## Work required:
Restate the records that follow word for word; no pictures should appear.

## Saved entries:
* Begin *
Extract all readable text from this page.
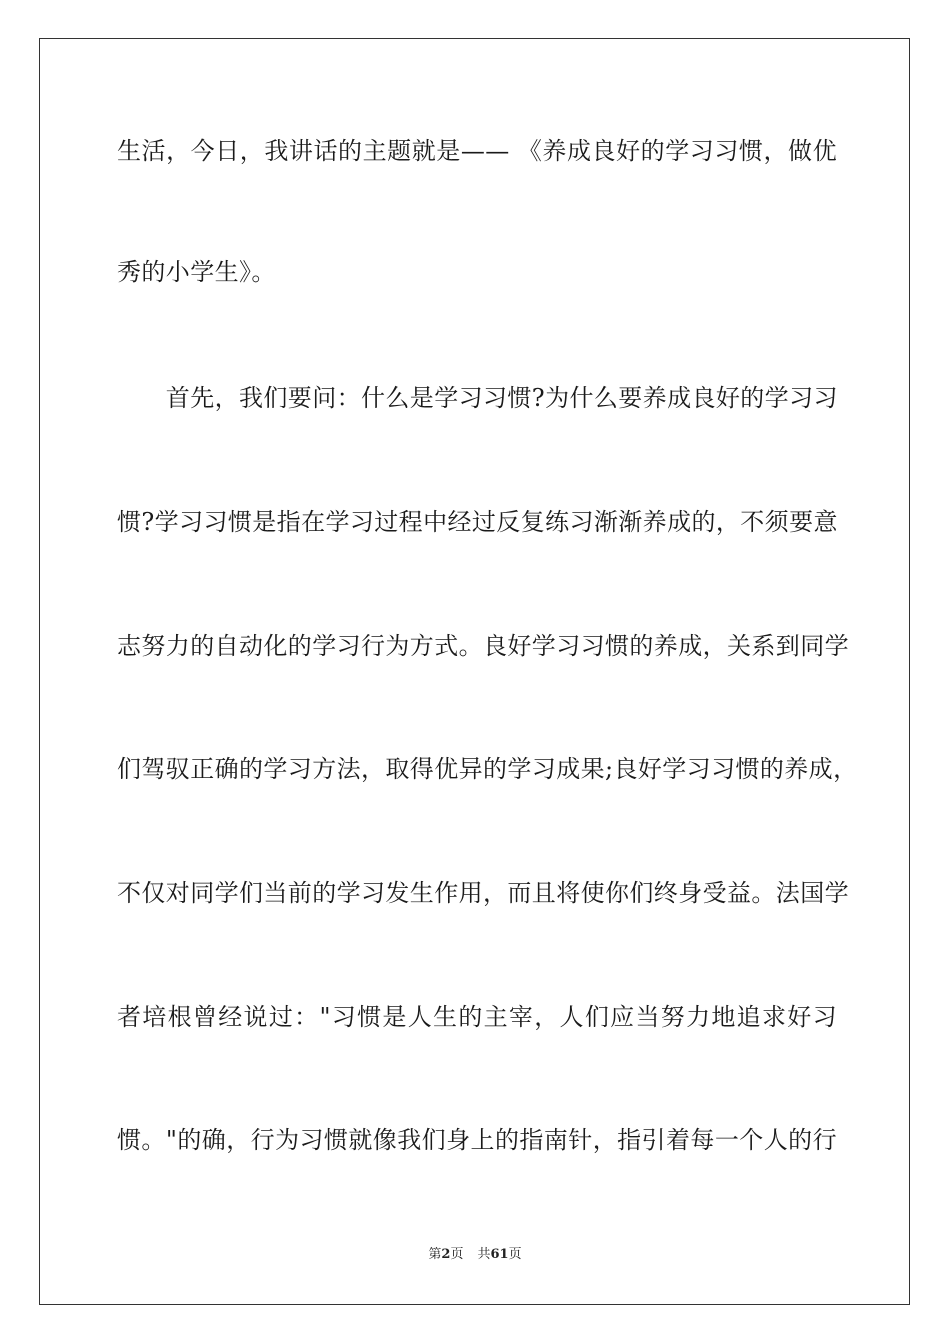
生活，今日，我讲话的主题就是—— 《养成良好的学习习惯，做优
秀的小学生》。
　　首先，我们要问：什么是学习习惯?为什么要养成良好的学习习
惯?学习习惯是指在学习过程中经过反复练习渐渐养成的，不须要意
志努力的自动化的学习行为方式。良好学习习惯的养成，关系到同学
们驾驭正确的学习方法，取得优异的学习成果;良好学习习惯的养成，
不仅对同学们当前的学习发生作用，而且将使你们终身受益。法国学
者培根曾经说过："习惯是人生的主宰，人们应当努力地追求好习
惯。"的确，行为习惯就像我们身上的指南针，指引着每一个人的行
第2页 共61页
* End *
## Exercise response:
Extract all readable text from this page.
生活，今日，我讲话的主题就是—— 《养成良好的学习习惯，做优
秀的小学生》。
　　首先，我们要问：什么是学习习惯?为什么要养成良好的学习习
惯?学习习惯是指在学习过程中经过反复练习渐渐养成的，不须要意
志努力的自动化的学习行为方式。良好学习习惯的养成，关系到同学
们驾驭正确的学习方法，取得优异的学习成果;良好学习习惯的养成，
不仅对同学们当前的学习发生作用，而且将使你们终身受益。法国学
者培根曾经说过："习惯是人生的主宰，人们应当努力地追求好习
惯。"的确，行为习惯就像我们身上的指南针，指引着每一个人的行
第2页 共61页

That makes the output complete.